Work instructions:
Pull out all lines from the listing below in which the word "asosida" appears.

Provided data:
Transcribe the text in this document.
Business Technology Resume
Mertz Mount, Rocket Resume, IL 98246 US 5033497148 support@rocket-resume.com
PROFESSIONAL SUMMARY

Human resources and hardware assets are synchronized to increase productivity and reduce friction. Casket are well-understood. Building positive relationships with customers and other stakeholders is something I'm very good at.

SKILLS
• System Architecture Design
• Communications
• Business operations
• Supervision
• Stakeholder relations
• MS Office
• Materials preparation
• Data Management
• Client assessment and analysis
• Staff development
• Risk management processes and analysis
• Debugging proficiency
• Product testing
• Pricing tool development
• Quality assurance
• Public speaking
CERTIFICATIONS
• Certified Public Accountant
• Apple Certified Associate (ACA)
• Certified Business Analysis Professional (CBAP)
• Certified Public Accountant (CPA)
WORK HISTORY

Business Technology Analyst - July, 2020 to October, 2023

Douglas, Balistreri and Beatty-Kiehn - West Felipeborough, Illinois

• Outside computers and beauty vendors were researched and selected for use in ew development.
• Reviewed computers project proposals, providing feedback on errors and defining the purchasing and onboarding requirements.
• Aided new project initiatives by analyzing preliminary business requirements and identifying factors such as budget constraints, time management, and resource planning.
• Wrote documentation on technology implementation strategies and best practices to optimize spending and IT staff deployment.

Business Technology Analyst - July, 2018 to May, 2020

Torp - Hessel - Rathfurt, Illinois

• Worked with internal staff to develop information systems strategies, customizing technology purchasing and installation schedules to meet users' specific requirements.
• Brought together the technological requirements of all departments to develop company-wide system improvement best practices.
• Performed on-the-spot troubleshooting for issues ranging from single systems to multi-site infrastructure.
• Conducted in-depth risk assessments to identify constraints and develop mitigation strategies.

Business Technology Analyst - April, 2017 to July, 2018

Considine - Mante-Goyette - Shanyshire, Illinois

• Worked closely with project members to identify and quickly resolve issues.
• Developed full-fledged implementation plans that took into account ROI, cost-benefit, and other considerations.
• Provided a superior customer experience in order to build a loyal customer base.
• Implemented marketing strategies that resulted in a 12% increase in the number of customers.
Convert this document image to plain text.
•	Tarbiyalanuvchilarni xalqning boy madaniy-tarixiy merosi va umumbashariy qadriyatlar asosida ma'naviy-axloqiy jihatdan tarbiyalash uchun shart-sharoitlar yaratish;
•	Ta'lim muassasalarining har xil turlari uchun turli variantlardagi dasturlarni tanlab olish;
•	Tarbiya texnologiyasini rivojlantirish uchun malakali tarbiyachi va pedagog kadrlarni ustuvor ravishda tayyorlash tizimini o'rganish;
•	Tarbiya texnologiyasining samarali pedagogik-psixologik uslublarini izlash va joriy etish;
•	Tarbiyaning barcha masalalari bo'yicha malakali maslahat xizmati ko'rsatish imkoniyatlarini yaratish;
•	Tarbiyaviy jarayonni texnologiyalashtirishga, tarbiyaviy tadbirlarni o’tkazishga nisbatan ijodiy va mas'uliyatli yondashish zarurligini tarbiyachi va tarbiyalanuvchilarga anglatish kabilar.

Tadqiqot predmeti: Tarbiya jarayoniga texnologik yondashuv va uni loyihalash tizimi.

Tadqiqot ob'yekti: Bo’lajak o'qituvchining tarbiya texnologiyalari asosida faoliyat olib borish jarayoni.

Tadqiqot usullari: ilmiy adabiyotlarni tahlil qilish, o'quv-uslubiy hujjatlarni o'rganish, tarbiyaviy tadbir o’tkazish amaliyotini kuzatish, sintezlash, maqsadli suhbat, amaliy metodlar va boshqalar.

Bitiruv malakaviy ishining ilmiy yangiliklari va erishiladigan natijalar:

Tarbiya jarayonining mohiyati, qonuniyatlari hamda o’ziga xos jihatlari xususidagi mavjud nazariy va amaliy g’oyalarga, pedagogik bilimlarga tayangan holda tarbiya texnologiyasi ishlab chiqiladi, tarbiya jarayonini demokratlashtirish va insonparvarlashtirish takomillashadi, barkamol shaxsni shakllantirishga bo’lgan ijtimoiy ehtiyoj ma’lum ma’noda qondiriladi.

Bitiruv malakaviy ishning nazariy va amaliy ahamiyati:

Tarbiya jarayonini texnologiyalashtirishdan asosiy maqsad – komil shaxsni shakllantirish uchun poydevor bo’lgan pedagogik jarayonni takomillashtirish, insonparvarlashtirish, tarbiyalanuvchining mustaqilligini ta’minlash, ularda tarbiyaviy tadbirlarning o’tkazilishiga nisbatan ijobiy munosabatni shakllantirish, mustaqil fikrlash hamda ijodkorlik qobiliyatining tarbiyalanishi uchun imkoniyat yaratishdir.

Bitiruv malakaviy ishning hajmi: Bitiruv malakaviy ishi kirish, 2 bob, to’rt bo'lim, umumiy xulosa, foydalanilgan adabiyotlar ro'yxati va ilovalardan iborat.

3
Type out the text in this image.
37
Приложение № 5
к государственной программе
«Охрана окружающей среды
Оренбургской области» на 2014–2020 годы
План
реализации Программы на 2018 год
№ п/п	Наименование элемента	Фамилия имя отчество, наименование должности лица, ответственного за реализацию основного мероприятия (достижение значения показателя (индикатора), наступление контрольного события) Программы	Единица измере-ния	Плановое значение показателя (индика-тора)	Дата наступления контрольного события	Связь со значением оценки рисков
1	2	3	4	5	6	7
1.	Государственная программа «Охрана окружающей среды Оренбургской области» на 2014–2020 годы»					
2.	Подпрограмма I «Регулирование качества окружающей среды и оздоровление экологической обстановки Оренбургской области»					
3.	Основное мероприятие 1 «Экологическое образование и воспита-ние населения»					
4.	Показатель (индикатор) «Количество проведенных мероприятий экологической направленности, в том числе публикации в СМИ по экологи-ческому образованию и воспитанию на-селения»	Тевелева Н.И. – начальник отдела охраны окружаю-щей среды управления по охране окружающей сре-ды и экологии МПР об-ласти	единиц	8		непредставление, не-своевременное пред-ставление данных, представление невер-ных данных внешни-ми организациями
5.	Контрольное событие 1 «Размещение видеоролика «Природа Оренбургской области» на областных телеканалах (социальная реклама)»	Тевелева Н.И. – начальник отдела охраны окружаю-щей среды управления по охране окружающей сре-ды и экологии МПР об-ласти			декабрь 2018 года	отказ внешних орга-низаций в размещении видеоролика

Reply to the task:
•	Tarbiyalanuvchilarni xalqning boy madaniy-tarixiy merosi va umumbashariy qadriyatlar asosida ma'naviy-axloqiy jihatdan tarbiyalash uchun shart-sharoitlar yaratish;
Tadqiqot ob'yekti: Bo’lajak o'qituvchining tarbiya texnologiyalari asosida faoliyat olib borish jarayoni.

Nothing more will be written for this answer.